**Problem**
Every record that follows must be duplicated exactly, with images left out.
═════ Entries shown
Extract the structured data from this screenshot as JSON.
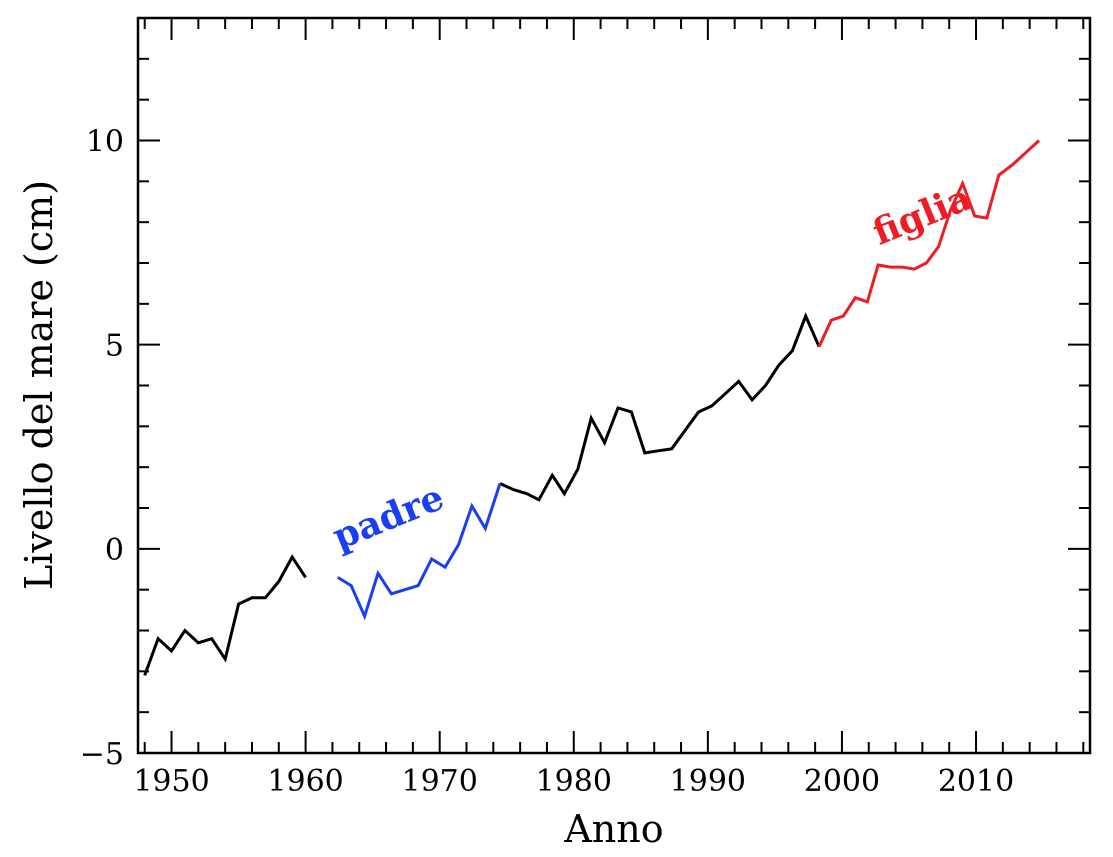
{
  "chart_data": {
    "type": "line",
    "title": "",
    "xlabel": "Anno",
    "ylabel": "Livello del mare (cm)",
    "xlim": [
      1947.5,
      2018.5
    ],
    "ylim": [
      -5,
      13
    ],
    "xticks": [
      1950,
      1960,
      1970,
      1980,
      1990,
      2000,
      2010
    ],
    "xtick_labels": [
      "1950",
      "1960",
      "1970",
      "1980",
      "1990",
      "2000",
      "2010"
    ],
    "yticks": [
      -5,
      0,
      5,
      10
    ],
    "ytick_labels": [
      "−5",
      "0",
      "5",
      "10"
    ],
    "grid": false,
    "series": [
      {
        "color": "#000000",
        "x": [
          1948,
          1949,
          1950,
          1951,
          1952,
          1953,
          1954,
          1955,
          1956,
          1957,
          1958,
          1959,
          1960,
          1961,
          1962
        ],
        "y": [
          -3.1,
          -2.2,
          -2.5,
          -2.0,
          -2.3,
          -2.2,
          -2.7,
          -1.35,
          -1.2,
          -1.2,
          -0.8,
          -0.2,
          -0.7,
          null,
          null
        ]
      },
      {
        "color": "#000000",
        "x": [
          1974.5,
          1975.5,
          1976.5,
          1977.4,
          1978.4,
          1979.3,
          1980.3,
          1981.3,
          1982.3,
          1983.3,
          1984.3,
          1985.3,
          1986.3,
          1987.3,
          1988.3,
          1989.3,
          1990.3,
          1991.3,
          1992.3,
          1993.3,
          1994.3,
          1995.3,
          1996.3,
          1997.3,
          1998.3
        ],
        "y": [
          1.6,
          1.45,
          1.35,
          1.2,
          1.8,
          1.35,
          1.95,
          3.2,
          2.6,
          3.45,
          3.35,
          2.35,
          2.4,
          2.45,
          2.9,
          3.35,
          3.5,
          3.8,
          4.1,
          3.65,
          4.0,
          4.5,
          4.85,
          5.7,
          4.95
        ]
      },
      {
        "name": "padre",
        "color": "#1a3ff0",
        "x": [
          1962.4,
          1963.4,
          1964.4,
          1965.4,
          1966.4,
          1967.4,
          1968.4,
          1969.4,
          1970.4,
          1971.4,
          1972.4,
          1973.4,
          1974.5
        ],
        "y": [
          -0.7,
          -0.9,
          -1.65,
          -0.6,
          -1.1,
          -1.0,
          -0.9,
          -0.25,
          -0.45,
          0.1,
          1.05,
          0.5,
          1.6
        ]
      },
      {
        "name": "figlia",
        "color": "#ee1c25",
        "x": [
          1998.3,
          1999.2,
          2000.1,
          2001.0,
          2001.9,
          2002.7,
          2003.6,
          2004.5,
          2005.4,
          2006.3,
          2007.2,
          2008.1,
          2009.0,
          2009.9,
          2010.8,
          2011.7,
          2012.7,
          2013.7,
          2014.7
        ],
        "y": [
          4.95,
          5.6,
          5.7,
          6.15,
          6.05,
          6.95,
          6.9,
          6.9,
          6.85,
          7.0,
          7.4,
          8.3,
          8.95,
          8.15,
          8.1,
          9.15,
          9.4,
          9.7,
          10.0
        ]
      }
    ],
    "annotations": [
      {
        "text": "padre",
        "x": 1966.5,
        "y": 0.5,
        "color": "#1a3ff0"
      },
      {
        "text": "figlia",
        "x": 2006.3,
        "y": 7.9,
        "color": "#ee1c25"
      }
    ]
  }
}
══════════
**Solved problem**
Extract the structured data from this screenshot as JSON.
{
  "chart_data": {
    "type": "line",
    "title": "",
    "xlabel": "Anno",
    "ylabel": "Livello del mare (cm)",
    "xlim": [
      1947.5,
      2018.5
    ],
    "ylim": [
      -5,
      13
    ],
    "xticks": [
      1950,
      1960,
      1970,
      1980,
      1990,
      2000,
      2010
    ],
    "xtick_labels": [
      "1950",
      "1960",
      "1970",
      "1980",
      "1990",
      "2000",
      "2010"
    ],
    "yticks": [
      -5,
      0,
      5,
      10
    ],
    "ytick_labels": [
      "−5",
      "0",
      "5",
      "10"
    ],
    "grid": false,
    "series": [
      {
        "color": "#000000",
        "x": [
          1948,
          1949,
          1950,
          1951,
          1952,
          1953,
          1954,
          1955,
          1956,
          1957,
          1958,
          1959,
          1960,
          1961,
          1962
        ],
        "y": [
          -3.1,
          -2.2,
          -2.5,
          -2.0,
          -2.3,
          -2.2,
          -2.7,
          -1.35,
          -1.2,
          -1.2,
          -0.8,
          -0.2,
          -0.7,
          null,
          null
        ]
      },
      {
        "color": "#000000",
        "x": [
          1974.5,
          1975.5,
          1976.5,
          1977.4,
          1978.4,
          1979.3,
          1980.3,
          1981.3,
          1982.3,
          1983.3,
          1984.3,
          1985.3,
          1986.3,
          1987.3,
          1988.3,
          1989.3,
          1990.3,
          1991.3,
          1992.3,
          1993.3,
          1994.3,
          1995.3,
          1996.3,
          1997.3,
          1998.3
        ],
        "y": [
          1.6,
          1.45,
          1.35,
          1.2,
          1.8,
          1.35,
          1.95,
          3.2,
          2.6,
          3.45,
          3.35,
          2.35,
          2.4,
          2.45,
          2.9,
          3.35,
          3.5,
          3.8,
          4.1,
          3.65,
          4.0,
          4.5,
          4.85,
          5.7,
          4.95
        ]
      },
      {
        "name": "padre",
        "color": "#1a3ff0",
        "x": [
          1962.4,
          1963.4,
          1964.4,
          1965.4,
          1966.4,
          1967.4,
          1968.4,
          1969.4,
          1970.4,
          1971.4,
          1972.4,
          1973.4,
          1974.5
        ],
        "y": [
          -0.7,
          -0.9,
          -1.65,
          -0.6,
          -1.1,
          -1.0,
          -0.9,
          -0.25,
          -0.45,
          0.1,
          1.05,
          0.5,
          1.6
        ]
      },
      {
        "name": "figlia",
        "color": "#ee1c25",
        "x": [
          1998.3,
          1999.2,
          2000.1,
          2001.0,
          2001.9,
          2002.7,
          2003.6,
          2004.5,
          2005.4,
          2006.3,
          2007.2,
          2008.1,
          2009.0,
          2009.9,
          2010.8,
          2011.7,
          2012.7,
          2013.7,
          2014.7
        ],
        "y": [
          4.95,
          5.6,
          5.7,
          6.15,
          6.05,
          6.95,
          6.9,
          6.9,
          6.85,
          7.0,
          7.4,
          8.3,
          8.95,
          8.15,
          8.1,
          9.15,
          9.4,
          9.7,
          10.0
        ]
      }
    ],
    "annotations": [
      {
        "text": "padre",
        "x": 1966.5,
        "y": 0.5,
        "color": "#1a3ff0"
      },
      {
        "text": "figlia",
        "x": 2006.3,
        "y": 7.9,
        "color": "#ee1c25"
      }
    ]
  }
}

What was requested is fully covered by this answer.